Problem description
All of the records below must be output exactly, with no pictures carried over.

Dataset records
######

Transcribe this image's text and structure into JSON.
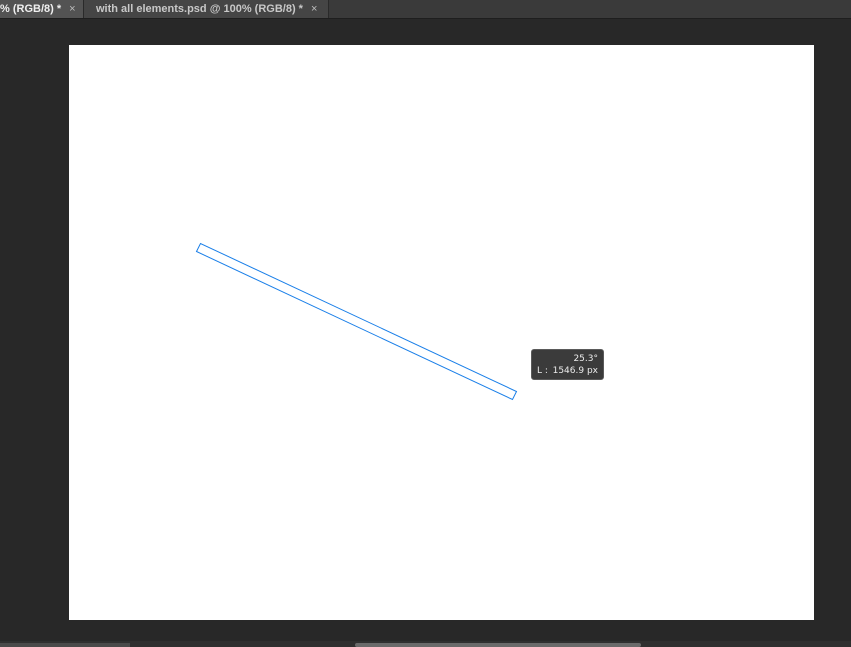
{
  "tabs": [
    {
      "label": "% (RGB/8) *",
      "close": "×",
      "active": true
    },
    {
      "label": "with all elements.psd @ 100% (RGB/8) *",
      "close": "×",
      "active": false
    }
  ],
  "hud": {
    "angle": "25.3°",
    "length_label": "L :",
    "length_value": "1546.9 px"
  },
  "colors": {
    "workspace": "#282828",
    "canvas": "#ffffff",
    "path_stroke": "#1a7fe8",
    "tab_active": "#535353",
    "tab_inactive": "#454545"
  }
}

######

Response
Transcribe this image's text and structure into JSON.
{
  "tabs": [
    {
      "label": "% (RGB/8) *",
      "close": "×",
      "active": true
    },
    {
      "label": "with all elements.psd @ 100% (RGB/8) *",
      "close": "×",
      "active": false
    }
  ],
  "hud": {
    "angle": "25.3°",
    "length_label": "L :",
    "length_value": "1546.9 px"
  },
  "colors": {
    "workspace": "#282828",
    "canvas": "#ffffff",
    "path_stroke": "#1a7fe8",
    "tab_active": "#535353",
    "tab_inactive": "#454545"
  }
}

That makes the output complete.